[Bounding box entries]

########################################

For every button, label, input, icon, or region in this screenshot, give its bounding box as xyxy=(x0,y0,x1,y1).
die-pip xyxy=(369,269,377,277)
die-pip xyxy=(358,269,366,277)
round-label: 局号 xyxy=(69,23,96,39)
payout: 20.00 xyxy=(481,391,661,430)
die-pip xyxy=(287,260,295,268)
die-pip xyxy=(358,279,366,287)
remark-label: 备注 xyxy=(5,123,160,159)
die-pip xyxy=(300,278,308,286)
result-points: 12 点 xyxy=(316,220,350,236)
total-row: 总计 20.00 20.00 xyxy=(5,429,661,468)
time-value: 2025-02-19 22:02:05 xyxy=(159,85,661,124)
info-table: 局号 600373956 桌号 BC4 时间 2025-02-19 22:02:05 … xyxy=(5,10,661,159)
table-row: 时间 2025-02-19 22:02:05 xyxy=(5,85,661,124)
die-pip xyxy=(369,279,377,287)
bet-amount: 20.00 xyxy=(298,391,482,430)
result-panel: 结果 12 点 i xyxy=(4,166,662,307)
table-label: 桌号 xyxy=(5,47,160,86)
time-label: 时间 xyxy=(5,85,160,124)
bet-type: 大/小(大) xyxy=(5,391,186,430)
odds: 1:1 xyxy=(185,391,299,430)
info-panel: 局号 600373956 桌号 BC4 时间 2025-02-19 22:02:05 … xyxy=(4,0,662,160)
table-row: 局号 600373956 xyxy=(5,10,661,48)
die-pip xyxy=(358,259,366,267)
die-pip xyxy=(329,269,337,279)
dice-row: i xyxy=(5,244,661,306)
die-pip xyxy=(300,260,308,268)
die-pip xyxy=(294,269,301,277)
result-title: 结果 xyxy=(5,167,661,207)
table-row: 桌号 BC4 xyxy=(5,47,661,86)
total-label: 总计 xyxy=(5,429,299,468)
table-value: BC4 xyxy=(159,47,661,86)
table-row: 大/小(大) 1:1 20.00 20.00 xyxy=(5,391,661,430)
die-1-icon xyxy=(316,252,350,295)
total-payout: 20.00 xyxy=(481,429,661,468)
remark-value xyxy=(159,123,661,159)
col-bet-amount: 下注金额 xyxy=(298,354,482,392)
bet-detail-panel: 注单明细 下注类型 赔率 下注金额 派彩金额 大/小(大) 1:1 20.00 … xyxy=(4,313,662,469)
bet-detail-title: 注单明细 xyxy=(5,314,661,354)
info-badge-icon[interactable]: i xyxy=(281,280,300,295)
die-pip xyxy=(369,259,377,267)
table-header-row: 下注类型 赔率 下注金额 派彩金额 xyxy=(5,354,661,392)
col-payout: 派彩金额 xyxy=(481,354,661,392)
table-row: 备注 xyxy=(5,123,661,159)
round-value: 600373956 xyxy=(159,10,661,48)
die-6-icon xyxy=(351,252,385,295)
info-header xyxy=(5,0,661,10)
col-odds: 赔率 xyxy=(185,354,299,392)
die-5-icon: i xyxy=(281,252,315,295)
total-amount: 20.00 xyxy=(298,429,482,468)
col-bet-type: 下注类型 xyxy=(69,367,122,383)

########################################

◆ Problem requirements:
Please update the lines above so that every "die-pip" becomes "dice-dot", leaving everything else unchanged.

◆ The completed task:
For every button, label, input, icon, or region in this screenshot, give its bounding box as xyxy=(x0,y0,x1,y1).
dice-dot xyxy=(369,269,377,277)
dice-dot xyxy=(358,269,366,277)
round-label: 局号 xyxy=(69,23,96,39)
payout: 20.00 xyxy=(481,391,661,430)
dice-dot xyxy=(287,260,295,268)
dice-dot xyxy=(358,279,366,287)
remark-label: 备注 xyxy=(5,123,160,159)
dice-dot xyxy=(300,278,308,286)
result-points: 12 点 xyxy=(316,220,350,236)
total-row: 总计 20.00 20.00 xyxy=(5,429,661,468)
time-value: 2025-02-19 22:02:05 xyxy=(159,85,661,124)
info-table: 局号 600373956 桌号 BC4 时间 2025-02-19 22:02:05 … xyxy=(5,10,661,159)
table-row: 时间 2025-02-19 22:02:05 xyxy=(5,85,661,124)
dice-dot xyxy=(369,279,377,287)
bet-amount: 20.00 xyxy=(298,391,482,430)
result-panel: 结果 12 点 i xyxy=(4,166,662,307)
table-label: 桌号 xyxy=(5,47,160,86)
time-label: 时间 xyxy=(5,85,160,124)
bet-type: 大/小(大) xyxy=(5,391,186,430)
odds: 1:1 xyxy=(185,391,299,430)
info-panel: 局号 600373956 桌号 BC4 时间 2025-02-19 22:02:05 … xyxy=(4,0,662,160)
table-row: 局号 600373956 xyxy=(5,10,661,48)
dice-dot xyxy=(358,259,366,267)
dice-dot xyxy=(329,269,337,279)
dice-row: i xyxy=(5,244,661,306)
dice-dot xyxy=(300,260,308,268)
dice-dot xyxy=(294,269,301,277)
result-title: 结果 xyxy=(5,167,661,207)
table-row: 桌号 BC4 xyxy=(5,47,661,86)
total-label: 总计 xyxy=(5,429,299,468)
table-value: BC4 xyxy=(159,47,661,86)
table-row: 大/小(大) 1:1 20.00 20.00 xyxy=(5,391,661,430)
die-1-icon xyxy=(316,252,350,295)
total-payout: 20.00 xyxy=(481,429,661,468)
remark-value xyxy=(159,123,661,159)
col-bet-amount: 下注金额 xyxy=(298,354,482,392)
bet-detail-panel: 注单明细 下注类型 赔率 下注金额 派彩金额 大/小(大) 1:1 20.00 … xyxy=(4,313,662,469)
bet-detail-title: 注单明细 xyxy=(5,314,661,354)
info-badge-icon[interactable]: i xyxy=(281,280,300,295)
dice-dot xyxy=(369,259,377,267)
table-header-row: 下注类型 赔率 下注金额 派彩金额 xyxy=(5,354,661,392)
col-payout: 派彩金额 xyxy=(481,354,661,392)
table-row: 备注 xyxy=(5,123,661,159)
round-value: 600373956 xyxy=(159,10,661,48)
die-6-icon xyxy=(351,252,385,295)
info-header xyxy=(5,0,661,10)
col-odds: 赔率 xyxy=(185,354,299,392)
die-5-icon: i xyxy=(281,252,315,295)
total-amount: 20.00 xyxy=(298,429,482,468)
col-bet-type: 下注类型 xyxy=(69,367,122,383)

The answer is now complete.